>> Start

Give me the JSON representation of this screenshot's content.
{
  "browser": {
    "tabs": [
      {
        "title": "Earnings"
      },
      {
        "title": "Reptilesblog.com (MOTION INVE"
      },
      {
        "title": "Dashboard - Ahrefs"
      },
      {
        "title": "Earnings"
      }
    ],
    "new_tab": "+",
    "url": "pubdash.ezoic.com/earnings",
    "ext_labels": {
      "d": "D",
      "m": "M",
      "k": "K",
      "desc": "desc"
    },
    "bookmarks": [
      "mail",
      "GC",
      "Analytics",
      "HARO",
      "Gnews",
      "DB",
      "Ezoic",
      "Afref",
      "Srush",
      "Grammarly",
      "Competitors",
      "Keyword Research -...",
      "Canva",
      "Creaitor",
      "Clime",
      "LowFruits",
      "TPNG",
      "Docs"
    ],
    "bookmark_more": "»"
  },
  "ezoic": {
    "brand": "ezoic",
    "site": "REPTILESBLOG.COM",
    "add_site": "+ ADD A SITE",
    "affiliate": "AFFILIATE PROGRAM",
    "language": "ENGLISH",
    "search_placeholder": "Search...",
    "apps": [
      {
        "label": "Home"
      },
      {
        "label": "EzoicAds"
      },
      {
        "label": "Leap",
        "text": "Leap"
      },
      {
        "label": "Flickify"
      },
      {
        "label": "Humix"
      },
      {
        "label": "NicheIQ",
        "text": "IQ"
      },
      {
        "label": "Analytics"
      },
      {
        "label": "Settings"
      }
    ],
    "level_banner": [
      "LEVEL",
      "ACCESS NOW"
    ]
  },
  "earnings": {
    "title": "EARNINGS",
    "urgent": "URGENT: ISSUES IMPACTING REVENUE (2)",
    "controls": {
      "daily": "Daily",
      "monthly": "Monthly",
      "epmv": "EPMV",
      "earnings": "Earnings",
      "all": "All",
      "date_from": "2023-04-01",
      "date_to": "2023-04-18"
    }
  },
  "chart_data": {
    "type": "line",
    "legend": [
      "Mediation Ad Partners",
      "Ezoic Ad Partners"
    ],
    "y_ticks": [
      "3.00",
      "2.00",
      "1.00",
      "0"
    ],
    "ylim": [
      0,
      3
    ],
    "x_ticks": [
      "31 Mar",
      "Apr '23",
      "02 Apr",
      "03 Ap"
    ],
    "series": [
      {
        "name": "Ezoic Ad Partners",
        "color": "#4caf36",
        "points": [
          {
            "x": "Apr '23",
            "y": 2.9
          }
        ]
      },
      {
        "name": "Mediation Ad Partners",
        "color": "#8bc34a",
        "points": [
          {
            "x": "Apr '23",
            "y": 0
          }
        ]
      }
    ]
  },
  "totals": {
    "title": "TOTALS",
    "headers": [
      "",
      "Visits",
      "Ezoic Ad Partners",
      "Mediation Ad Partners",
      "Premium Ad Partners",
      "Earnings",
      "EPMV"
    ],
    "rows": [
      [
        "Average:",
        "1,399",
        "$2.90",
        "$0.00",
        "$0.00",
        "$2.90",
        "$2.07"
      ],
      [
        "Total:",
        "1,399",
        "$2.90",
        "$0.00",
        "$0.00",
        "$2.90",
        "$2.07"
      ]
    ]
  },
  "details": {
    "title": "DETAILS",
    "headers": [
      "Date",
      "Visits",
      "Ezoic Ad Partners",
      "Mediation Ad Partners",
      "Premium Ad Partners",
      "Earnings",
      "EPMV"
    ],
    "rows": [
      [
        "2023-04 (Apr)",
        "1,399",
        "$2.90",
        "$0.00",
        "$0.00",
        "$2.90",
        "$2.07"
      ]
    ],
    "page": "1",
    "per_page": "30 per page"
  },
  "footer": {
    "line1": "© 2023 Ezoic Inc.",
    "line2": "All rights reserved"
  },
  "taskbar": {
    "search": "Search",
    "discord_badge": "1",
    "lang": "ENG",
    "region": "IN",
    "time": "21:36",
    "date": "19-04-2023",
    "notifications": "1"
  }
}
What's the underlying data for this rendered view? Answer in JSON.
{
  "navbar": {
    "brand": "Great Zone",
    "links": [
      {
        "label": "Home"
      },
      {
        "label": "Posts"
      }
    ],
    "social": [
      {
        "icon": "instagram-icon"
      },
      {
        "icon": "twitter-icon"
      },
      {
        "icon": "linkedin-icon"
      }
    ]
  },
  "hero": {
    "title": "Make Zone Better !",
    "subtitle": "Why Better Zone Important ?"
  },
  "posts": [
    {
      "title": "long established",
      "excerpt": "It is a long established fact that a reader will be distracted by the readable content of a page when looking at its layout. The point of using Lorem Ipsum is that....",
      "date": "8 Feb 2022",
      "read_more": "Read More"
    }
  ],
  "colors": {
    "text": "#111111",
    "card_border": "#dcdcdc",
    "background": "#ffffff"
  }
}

>> End

| Exercise task |
Pull out each line of the listing that holds the string "Zone".

| Reply to the task |
    "brand": "Great Zone",
    "title": "Make Zone Better !",
    "subtitle": "Why Better Zone Important ?"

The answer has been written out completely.